(What you should do):
Spot each line that carries the word "name"; copy those lines.

— start of Exercise input —

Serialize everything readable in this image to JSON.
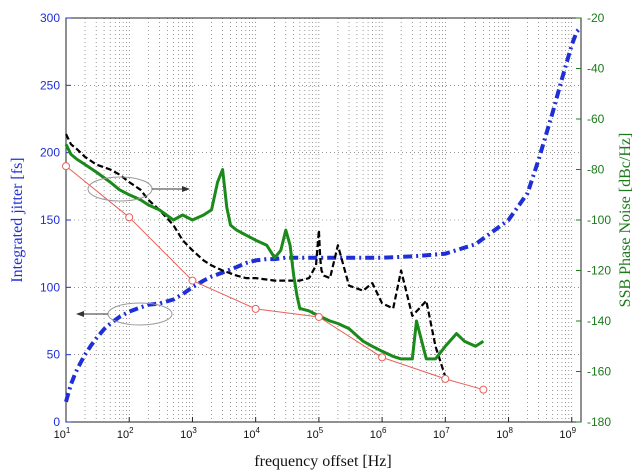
{
  "chart_data": {
    "type": "line",
    "xlabel": "frequency offset [Hz]",
    "ylabel_left": "Integrated jitter [fs]",
    "ylabel_right": "SSB Phase Noise [dBc/Hz]",
    "xscale": "log",
    "xlim": [
      10,
      1400000000
    ],
    "ylim_left": [
      0,
      300
    ],
    "ylim_right": [
      -180,
      -20
    ],
    "grid": true,
    "colors": {
      "left_axis": "#1f2fd8",
      "right_axis": "#1c7a1c",
      "black_series": "#000000",
      "green_series": "#1a8a1a",
      "red_series": "#e8605a",
      "annotation": "#999999"
    },
    "x_tick_labels": [
      "10^1",
      "10^2",
      "10^3",
      "10^4",
      "10^5",
      "10^6",
      "10^7",
      "10^8",
      "10^9"
    ],
    "y_tick_labels_left": [
      "0",
      "50",
      "100",
      "150",
      "200",
      "250",
      "300"
    ],
    "y_tick_labels_right": [
      "-180",
      "-160",
      "-140",
      "-120",
      "-100",
      "-80",
      "-60",
      "-40",
      "-20"
    ],
    "series": [
      {
        "axis": "left",
        "style": "blue-dashdot",
        "x": [
          10,
          11,
          12,
          14,
          17,
          20,
          25,
          30,
          40,
          50,
          70,
          100,
          150,
          200,
          300,
          500,
          700,
          1000,
          1500,
          2000,
          3000,
          5000,
          7000,
          10000,
          15000,
          20000,
          30000,
          50000,
          100000,
          300000,
          1000000,
          3000000,
          10000000,
          30000000,
          100000000,
          200000000,
          300000000,
          500000000,
          700000000,
          1000000000,
          1200000000,
          1400000000
        ],
        "y": [
          15,
          22,
          28,
          36,
          44,
          50,
          57,
          62,
          69,
          73,
          78,
          82,
          85,
          87,
          88,
          91,
          95,
          100,
          105,
          108,
          111,
          115,
          118,
          120,
          121,
          121,
          122,
          122,
          122,
          122,
          122,
          123,
          125,
          132,
          150,
          170,
          195,
          230,
          255,
          280,
          290,
          293
        ]
      },
      {
        "axis": "right",
        "style": "black-dashed",
        "x": [
          10,
          12,
          15,
          20,
          30,
          50,
          70,
          100,
          150,
          200,
          300,
          500,
          700,
          1000,
          1500,
          2000,
          3000,
          5000,
          7000,
          10000,
          20000,
          30000,
          50000,
          70000,
          90000,
          100000,
          105000,
          110000,
          120000,
          150000,
          200000,
          300000,
          500000,
          700000,
          1000000,
          1500000,
          2000000,
          3000000,
          5000000,
          7000000,
          10000000
        ],
        "y": [
          -66,
          -70,
          -72,
          -75,
          -78,
          -80,
          -82,
          -85,
          -88,
          -92,
          -96,
          -102,
          -108,
          -112,
          -116,
          -118,
          -120,
          -122,
          -123,
          -123,
          -124,
          -124,
          -124,
          -123,
          -118,
          -104,
          -115,
          -120,
          -122,
          -123,
          -110,
          -126,
          -128,
          -125,
          -133,
          -135,
          -120,
          -138,
          -132,
          -150,
          -162
        ]
      },
      {
        "axis": "right",
        "style": "green-solid",
        "x": [
          10,
          12,
          15,
          20,
          30,
          50,
          70,
          100,
          150,
          200,
          300,
          500,
          700,
          1000,
          1500,
          2000,
          2500,
          3000,
          3500,
          4000,
          5000,
          7000,
          10000,
          15000,
          20000,
          25000,
          30000,
          35000,
          40000,
          45000,
          50000,
          70000,
          100000,
          150000,
          200000,
          300000,
          500000,
          700000,
          1000000,
          1500000,
          2000000,
          3000000,
          3500000,
          5000000,
          7000000,
          10000000,
          15000000,
          20000000,
          30000000,
          40000000
        ],
        "y": [
          -70,
          -74,
          -76,
          -78,
          -81,
          -85,
          -88,
          -90,
          -92,
          -94,
          -96,
          -100,
          -98,
          -100,
          -98,
          -96,
          -85,
          -80,
          -95,
          -102,
          -104,
          -106,
          -108,
          -110,
          -115,
          -112,
          -104,
          -110,
          -122,
          -130,
          -135,
          -136,
          -138,
          -140,
          -141,
          -143,
          -148,
          -150,
          -152,
          -154,
          -155,
          -155,
          -140,
          -155,
          -155,
          -150,
          -145,
          -148,
          -150,
          -148
        ]
      },
      {
        "axis": "left",
        "style": "red-solid-circle-markers",
        "x": [
          10,
          100,
          1000,
          10000,
          100000,
          1000000,
          10000000,
          40000000
        ],
        "y": [
          190,
          152,
          105,
          84,
          78,
          48,
          32,
          24
        ]
      }
    ]
  }
}
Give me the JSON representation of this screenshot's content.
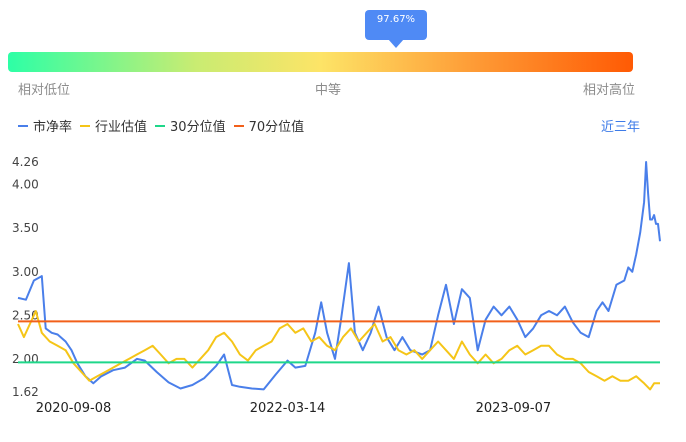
{
  "gauge": {
    "tooltip": "97.67%",
    "percentile": 97.67,
    "label_low": "相对低位",
    "label_mid": "中等",
    "label_high": "相对高位",
    "colors": [
      "#2dffa6",
      "#fde467",
      "#ff5a04"
    ]
  },
  "legend": {
    "items": [
      {
        "label": "市净率",
        "color": "#4a7fea"
      },
      {
        "label": "行业估值",
        "color": "#f5c518"
      },
      {
        "label": "30分位值",
        "color": "#1fd78a"
      },
      {
        "label": "70分位值",
        "color": "#f2601a"
      }
    ]
  },
  "range_selector": "近三年",
  "chart_data": {
    "type": "line",
    "y_ticks": [
      "1.62",
      "2.00",
      "2.50",
      "3.00",
      "3.50",
      "4.00",
      "4.26"
    ],
    "ylim": [
      1.62,
      4.26
    ],
    "x_ticks": [
      "2020-09-08",
      "2022-03-14",
      "2023-09-07"
    ],
    "x_ticks_index": [
      28,
      136,
      250
    ],
    "x_count": 320,
    "reference_lines": [
      {
        "name": "30分位值",
        "value": 1.96,
        "color": "#1fd78a"
      },
      {
        "name": "70分位值",
        "value": 2.43,
        "color": "#f2601a"
      }
    ],
    "series": [
      {
        "name": "市净率",
        "color": "#4a7fea",
        "points": [
          [
            0,
            2.7
          ],
          [
            4,
            2.68
          ],
          [
            8,
            2.9
          ],
          [
            12,
            2.95
          ],
          [
            14,
            2.35
          ],
          [
            17,
            2.3
          ],
          [
            20,
            2.28
          ],
          [
            24,
            2.2
          ],
          [
            27,
            2.1
          ],
          [
            30,
            1.95
          ],
          [
            34,
            1.8
          ],
          [
            38,
            1.72
          ],
          [
            42,
            1.8
          ],
          [
            48,
            1.87
          ],
          [
            54,
            1.9
          ],
          [
            60,
            2.0
          ],
          [
            64,
            1.98
          ],
          [
            70,
            1.85
          ],
          [
            76,
            1.73
          ],
          [
            82,
            1.66
          ],
          [
            88,
            1.7
          ],
          [
            94,
            1.78
          ],
          [
            100,
            1.92
          ],
          [
            104,
            2.05
          ],
          [
            108,
            1.7
          ],
          [
            112,
            1.68
          ],
          [
            118,
            1.66
          ],
          [
            124,
            1.65
          ],
          [
            130,
            1.82
          ],
          [
            136,
            1.98
          ],
          [
            140,
            1.9
          ],
          [
            145,
            1.92
          ],
          [
            150,
            2.3
          ],
          [
            153,
            2.65
          ],
          [
            156,
            2.3
          ],
          [
            160,
            2.0
          ],
          [
            163,
            2.45
          ],
          [
            167,
            3.1
          ],
          [
            170,
            2.3
          ],
          [
            174,
            2.1
          ],
          [
            178,
            2.3
          ],
          [
            182,
            2.6
          ],
          [
            186,
            2.25
          ],
          [
            190,
            2.1
          ],
          [
            194,
            2.25
          ],
          [
            198,
            2.1
          ],
          [
            204,
            2.05
          ],
          [
            208,
            2.1
          ],
          [
            212,
            2.5
          ],
          [
            216,
            2.85
          ],
          [
            220,
            2.4
          ],
          [
            224,
            2.8
          ],
          [
            228,
            2.7
          ],
          [
            232,
            2.1
          ],
          [
            236,
            2.45
          ],
          [
            240,
            2.6
          ],
          [
            244,
            2.5
          ],
          [
            248,
            2.6
          ],
          [
            252,
            2.45
          ],
          [
            256,
            2.25
          ],
          [
            260,
            2.35
          ],
          [
            264,
            2.5
          ],
          [
            268,
            2.55
          ],
          [
            272,
            2.5
          ],
          [
            276,
            2.6
          ],
          [
            280,
            2.42
          ],
          [
            284,
            2.3
          ],
          [
            288,
            2.25
          ],
          [
            292,
            2.55
          ],
          [
            295,
            2.65
          ],
          [
            298,
            2.55
          ],
          [
            302,
            2.85
          ],
          [
            306,
            2.9
          ],
          [
            308,
            3.05
          ],
          [
            310,
            3.0
          ],
          [
            312,
            3.2
          ],
          [
            314,
            3.45
          ],
          [
            316,
            3.8
          ],
          [
            317,
            4.26
          ],
          [
            318,
            3.9
          ],
          [
            319,
            3.6
          ],
          [
            320,
            3.6
          ],
          [
            321,
            3.65
          ],
          [
            322,
            3.55
          ],
          [
            323,
            3.55
          ],
          [
            324,
            3.35
          ]
        ]
      },
      {
        "name": "行业估值",
        "color": "#f5c518",
        "points": [
          [
            0,
            2.4
          ],
          [
            3,
            2.25
          ],
          [
            6,
            2.4
          ],
          [
            9,
            2.55
          ],
          [
            12,
            2.3
          ],
          [
            16,
            2.2
          ],
          [
            20,
            2.15
          ],
          [
            24,
            2.1
          ],
          [
            28,
            1.95
          ],
          [
            32,
            1.85
          ],
          [
            36,
            1.75
          ],
          [
            40,
            1.8
          ],
          [
            44,
            1.85
          ],
          [
            48,
            1.9
          ],
          [
            52,
            1.95
          ],
          [
            56,
            2.0
          ],
          [
            60,
            2.05
          ],
          [
            64,
            2.1
          ],
          [
            68,
            2.15
          ],
          [
            72,
            2.05
          ],
          [
            76,
            1.95
          ],
          [
            80,
            2.0
          ],
          [
            84,
            2.0
          ],
          [
            88,
            1.9
          ],
          [
            92,
            2.0
          ],
          [
            96,
            2.1
          ],
          [
            100,
            2.25
          ],
          [
            104,
            2.3
          ],
          [
            108,
            2.2
          ],
          [
            112,
            2.05
          ],
          [
            116,
            1.98
          ],
          [
            120,
            2.1
          ],
          [
            124,
            2.15
          ],
          [
            128,
            2.2
          ],
          [
            132,
            2.35
          ],
          [
            136,
            2.4
          ],
          [
            140,
            2.3
          ],
          [
            144,
            2.35
          ],
          [
            148,
            2.2
          ],
          [
            152,
            2.25
          ],
          [
            156,
            2.15
          ],
          [
            160,
            2.1
          ],
          [
            164,
            2.25
          ],
          [
            168,
            2.35
          ],
          [
            172,
            2.2
          ],
          [
            176,
            2.3
          ],
          [
            180,
            2.4
          ],
          [
            184,
            2.2
          ],
          [
            188,
            2.25
          ],
          [
            192,
            2.1
          ],
          [
            196,
            2.05
          ],
          [
            200,
            2.1
          ],
          [
            204,
            2.0
          ],
          [
            208,
            2.1
          ],
          [
            212,
            2.2
          ],
          [
            216,
            2.1
          ],
          [
            220,
            2.0
          ],
          [
            224,
            2.2
          ],
          [
            228,
            2.05
          ],
          [
            232,
            1.95
          ],
          [
            236,
            2.05
          ],
          [
            240,
            1.95
          ],
          [
            244,
            2.0
          ],
          [
            248,
            2.1
          ],
          [
            252,
            2.15
          ],
          [
            256,
            2.05
          ],
          [
            260,
            2.1
          ],
          [
            264,
            2.15
          ],
          [
            268,
            2.15
          ],
          [
            272,
            2.05
          ],
          [
            276,
            2.0
          ],
          [
            280,
            2.0
          ],
          [
            284,
            1.95
          ],
          [
            288,
            1.85
          ],
          [
            292,
            1.8
          ],
          [
            296,
            1.75
          ],
          [
            300,
            1.8
          ],
          [
            304,
            1.75
          ],
          [
            308,
            1.75
          ],
          [
            312,
            1.8
          ],
          [
            316,
            1.72
          ],
          [
            319,
            1.65
          ],
          [
            321,
            1.72
          ],
          [
            324,
            1.72
          ]
        ]
      }
    ]
  }
}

— end of Exercise input —

(Answer):
        "name": "30分位值",
        "name": "70分位值",
        "name": "市净率",
        "name": "行业估值",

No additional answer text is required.